TASK: Set down the records exactly, and omit any image found in them.

Data records
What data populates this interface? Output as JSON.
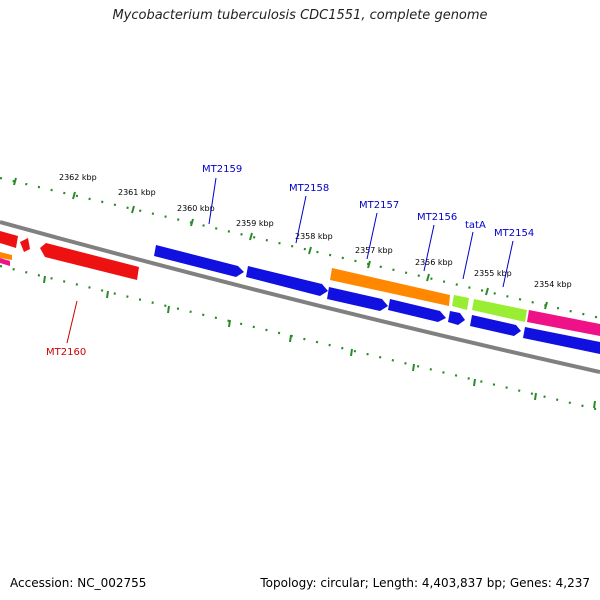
{
  "title": "Mycobacterium tuberculosis CDC1551, complete genome",
  "footer": {
    "accession": "Accession: NC_002755",
    "summary": "Topology: circular; Length: 4,403,837 bp; Genes: 4,237"
  },
  "colors": {
    "backbone": "#808080",
    "ticks": "#2a8a2a",
    "forward_label": "#0000cc",
    "reverse_label": "#cc0000",
    "cds": "#1010e0",
    "rna": "#ff8800",
    "regulatory": "#99ee33",
    "misc": "#ee1188",
    "reverse_cds": "#ee1111"
  },
  "tick_labels": [
    "2362 kbp",
    "2361 kbp",
    "2360 kbp",
    "2359 kbp",
    "2358 kbp",
    "2357 kbp",
    "2356 kbp",
    "2355 kbp",
    "2354 kbp"
  ],
  "gene_labels": {
    "forward": [
      "MT2159",
      "MT2158",
      "MT2157",
      "MT2156",
      "tatA",
      "MT2154"
    ],
    "reverse": [
      "MT2160"
    ]
  }
}
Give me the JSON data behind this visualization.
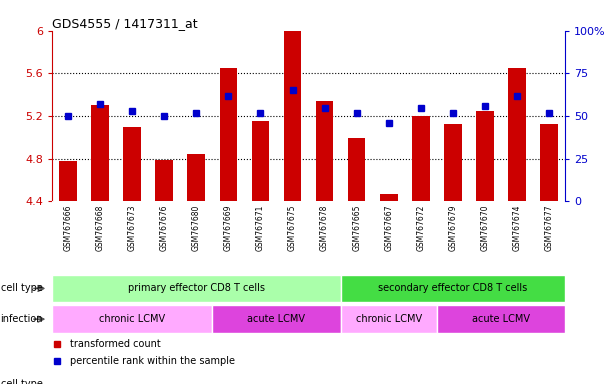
{
  "title": "GDS4555 / 1417311_at",
  "samples": [
    "GSM767666",
    "GSM767668",
    "GSM767673",
    "GSM767676",
    "GSM767680",
    "GSM767669",
    "GSM767671",
    "GSM767675",
    "GSM767678",
    "GSM767665",
    "GSM767667",
    "GSM767672",
    "GSM767679",
    "GSM767670",
    "GSM767674",
    "GSM767677"
  ],
  "bar_values": [
    4.78,
    5.3,
    5.1,
    4.79,
    4.84,
    5.65,
    5.15,
    6.0,
    5.34,
    4.99,
    4.47,
    5.2,
    5.13,
    5.25,
    5.65,
    5.13
  ],
  "dot_values": [
    50,
    57,
    53,
    50,
    52,
    62,
    52,
    65,
    55,
    52,
    46,
    55,
    52,
    56,
    62,
    52
  ],
  "ymin": 4.4,
  "ymax": 6.0,
  "yticks_left": [
    4.4,
    4.8,
    5.2,
    5.6,
    6.0
  ],
  "ytick_labels_left": [
    "4.4",
    "4.8",
    "5.2",
    "5.6",
    "6"
  ],
  "right_yticks": [
    0,
    25,
    50,
    75,
    100
  ],
  "right_ytick_labels": [
    "0",
    "25",
    "50",
    "75",
    "100%"
  ],
  "bar_color": "#cc0000",
  "dot_color": "#0000cc",
  "cell_type_groups": [
    {
      "label": "primary effector CD8 T cells",
      "start": 0,
      "end": 8,
      "color": "#aaffaa"
    },
    {
      "label": "secondary effector CD8 T cells",
      "start": 9,
      "end": 15,
      "color": "#44dd44"
    }
  ],
  "infection_groups": [
    {
      "label": "chronic LCMV",
      "start": 0,
      "end": 4,
      "color": "#ffaaff"
    },
    {
      "label": "acute LCMV",
      "start": 5,
      "end": 8,
      "color": "#dd44dd"
    },
    {
      "label": "chronic LCMV",
      "start": 9,
      "end": 11,
      "color": "#ffaaff"
    },
    {
      "label": "acute LCMV",
      "start": 12,
      "end": 15,
      "color": "#dd44dd"
    }
  ],
  "legend_red_label": "transformed count",
  "legend_blue_label": "percentile rank within the sample",
  "left_label_color": "#cc0000",
  "right_label_color": "#0000cc",
  "grid_color": "#000000",
  "tick_area_color": "#bbbbbb",
  "n_samples": 16
}
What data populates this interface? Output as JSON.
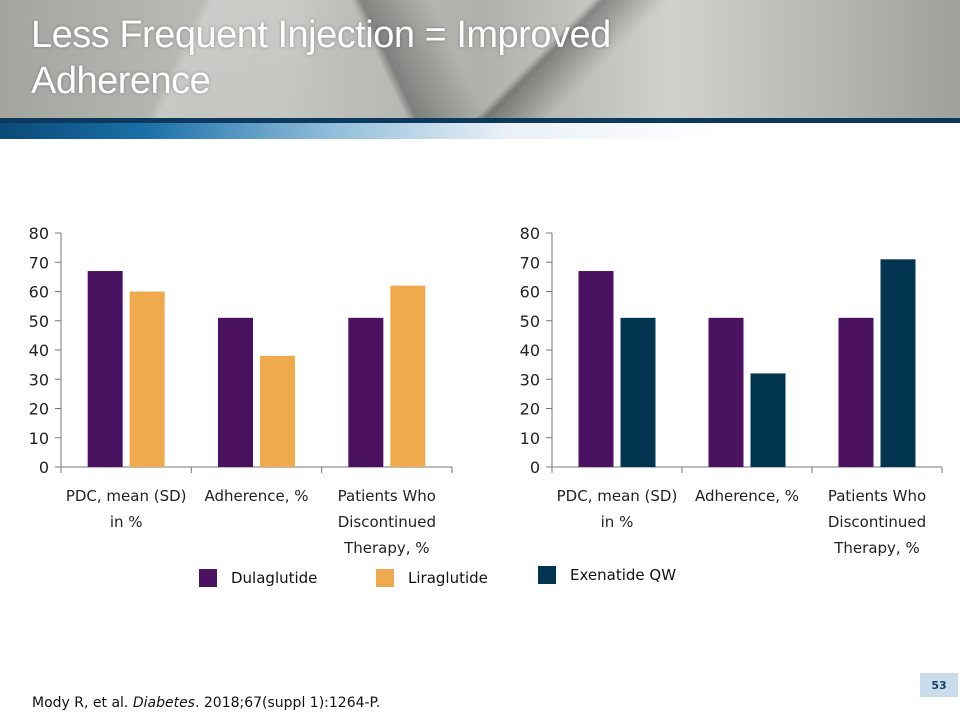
{
  "title": "Less Frequent Injection = Improved Adherence",
  "colors": {
    "dulaglutide": "#4a1260",
    "liraglutide": "#f0aa4e",
    "exenatide_qw": "#02354f"
  },
  "legend": [
    {
      "label": "Dulaglutide",
      "color": "#4a1260"
    },
    {
      "label": "Liraglutide",
      "color": "#f0aa4e"
    },
    {
      "label": "Exenatide QW",
      "color": "#02354f"
    }
  ],
  "chart_data": [
    {
      "type": "bar",
      "categories": [
        "PDC, mean (SD) in %",
        "Adherence, %",
        "Patients Who Discontinued Therapy, %"
      ],
      "series": [
        {
          "name": "Dulaglutide",
          "color": "#4a1260",
          "values": [
            67,
            51,
            51
          ]
        },
        {
          "name": "Liraglutide",
          "color": "#f0aa4e",
          "values": [
            60,
            38,
            62
          ]
        }
      ],
      "ylim": [
        0,
        80
      ],
      "yticks": [
        "0",
        "10",
        "20",
        "30",
        "40",
        "50",
        "60",
        "70",
        "80"
      ],
      "grid": false
    },
    {
      "type": "bar",
      "categories": [
        "PDC, mean (SD) in %",
        "Adherence, %",
        "Patients Who Discontinued Therapy, %"
      ],
      "series": [
        {
          "name": "Dulaglutide",
          "color": "#4a1260",
          "values": [
            67,
            51,
            51
          ]
        },
        {
          "name": "Exenatide QW",
          "color": "#02354f",
          "values": [
            51,
            32,
            71
          ]
        }
      ],
      "ylim": [
        0,
        80
      ],
      "yticks": [
        "0",
        "10",
        "20",
        "30",
        "40",
        "50",
        "60",
        "70",
        "80"
      ],
      "grid": false
    }
  ],
  "page_number": "53",
  "footer": {
    "authors": "Mody R, et al. ",
    "journal": "Diabetes",
    "rest": ". 2018;67(suppl 1):1264-P."
  }
}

TASK RESPONSE:
What data populates this interface? Output as JSON.
{
  "title": "Mycobacterium tuberculosis CDC1551, complete genome",
  "footer": {
    "accession": "Accession: NC_002755",
    "summary": "Topology: circular; Length: 4,403,837 bp; Genes: 4,237"
  },
  "colors": {
    "backbone": "#808080",
    "ticks": "#2a8a2a",
    "forward_label": "#0000cc",
    "reverse_label": "#cc0000",
    "cds": "#1010e0",
    "rna": "#ff8800",
    "regulatory": "#99ee33",
    "misc": "#ee1188",
    "reverse_cds": "#ee1111"
  },
  "tick_labels": [
    "2362 kbp",
    "2361 kbp",
    "2360 kbp",
    "2359 kbp",
    "2358 kbp",
    "2357 kbp",
    "2356 kbp",
    "2355 kbp",
    "2354 kbp"
  ],
  "gene_labels": {
    "forward": [
      "MT2159",
      "MT2158",
      "MT2157",
      "MT2156",
      "tatA",
      "MT2154"
    ],
    "reverse": [
      "MT2160"
    ]
  }
}
Give me the JSON data behind this visualization.
{
  "title": "GDS4555 / 1417311_at",
  "samples": [
    "GSM767666",
    "GSM767668",
    "GSM767673",
    "GSM767676",
    "GSM767680",
    "GSM767669",
    "GSM767671",
    "GSM767675",
    "GSM767678",
    "GSM767665",
    "GSM767667",
    "GSM767672",
    "GSM767679",
    "GSM767670",
    "GSM767674",
    "GSM767677"
  ],
  "bar_values": [
    4.78,
    5.3,
    5.1,
    4.79,
    4.84,
    5.65,
    5.15,
    6.0,
    5.34,
    4.99,
    4.47,
    5.2,
    5.13,
    5.25,
    5.65,
    5.13
  ],
  "dot_values": [
    50,
    57,
    53,
    50,
    52,
    62,
    52,
    65,
    55,
    52,
    46,
    55,
    52,
    56,
    62,
    52
  ],
  "ymin": 4.4,
  "ymax": 6.0,
  "yticks_left": [
    4.4,
    4.8,
    5.2,
    5.6,
    6.0
  ],
  "ytick_labels_left": [
    "4.4",
    "4.8",
    "5.2",
    "5.6",
    "6"
  ],
  "right_yticks": [
    0,
    25,
    50,
    75,
    100
  ],
  "right_ytick_labels": [
    "0",
    "25",
    "50",
    "75",
    "100%"
  ],
  "bar_color": "#cc0000",
  "dot_color": "#0000cc",
  "cell_type_groups": [
    {
      "label": "primary effector CD8 T cells",
      "start": 0,
      "end": 8,
      "color": "#aaffaa"
    },
    {
      "label": "secondary effector CD8 T cells",
      "start": 9,
      "end": 15,
      "color": "#44dd44"
    }
  ],
  "infection_groups": [
    {
      "label": "chronic LCMV",
      "start": 0,
      "end": 4,
      "color": "#ffaaff"
    },
    {
      "label": "acute LCMV",
      "start": 5,
      "end": 8,
      "color": "#dd44dd"
    },
    {
      "label": "chronic LCMV",
      "start": 9,
      "end": 11,
      "color": "#ffaaff"
    },
    {
      "label": "acute LCMV",
      "start": 12,
      "end": 15,
      "color": "#dd44dd"
    }
  ],
  "legend_red_label": "transformed count",
  "legend_blue_label": "percentile rank within the sample",
  "left_label_color": "#cc0000",
  "right_label_color": "#0000cc",
  "grid_color": "#000000",
  "tick_area_color": "#bbbbbb",
  "n_samples": 16
}
What data populates this interface? Output as JSON.
{
  "title": "Less Frequent Injection = Improved Adherence",
  "colors": {
    "dulaglutide": "#4a1260",
    "liraglutide": "#f0aa4e",
    "exenatide_qw": "#02354f"
  },
  "legend": [
    {
      "label": "Dulaglutide",
      "color": "#4a1260"
    },
    {
      "label": "Liraglutide",
      "color": "#f0aa4e"
    },
    {
      "label": "Exenatide QW",
      "color": "#02354f"
    }
  ],
  "chart_data": [
    {
      "type": "bar",
      "categories": [
        "PDC, mean (SD) in %",
        "Adherence, %",
        "Patients Who Discontinued Therapy, %"
      ],
      "series": [
        {
          "name": "Dulaglutide",
          "color": "#4a1260",
          "values": [
            67,
            51,
            51
          ]
        },
        {
          "name": "Liraglutide",
          "color": "#f0aa4e",
          "values": [
            60,
            38,
            62
          ]
        }
      ],
      "ylim": [
        0,
        80
      ],
      "yticks": [
        "0",
        "10",
        "20",
        "30",
        "40",
        "50",
        "60",
        "70",
        "80"
      ],
      "grid": false
    },
    {
      "type": "bar",
      "categories": [
        "PDC, mean (SD) in %",
        "Adherence, %",
        "Patients Who Discontinued Therapy, %"
      ],
      "series": [
        {
          "name": "Dulaglutide",
          "color": "#4a1260",
          "values": [
            67,
            51,
            51
          ]
        },
        {
          "name": "Exenatide QW",
          "color": "#02354f",
          "values": [
            51,
            32,
            71
          ]
        }
      ],
      "ylim": [
        0,
        80
      ],
      "yticks": [
        "0",
        "10",
        "20",
        "30",
        "40",
        "50",
        "60",
        "70",
        "80"
      ],
      "grid": false
    }
  ],
  "page_number": "53",
  "footer": {
    "authors": "Mody R, et al. ",
    "journal": "Diabetes",
    "rest": ". 2018;67(suppl 1):1264-P."
  }
}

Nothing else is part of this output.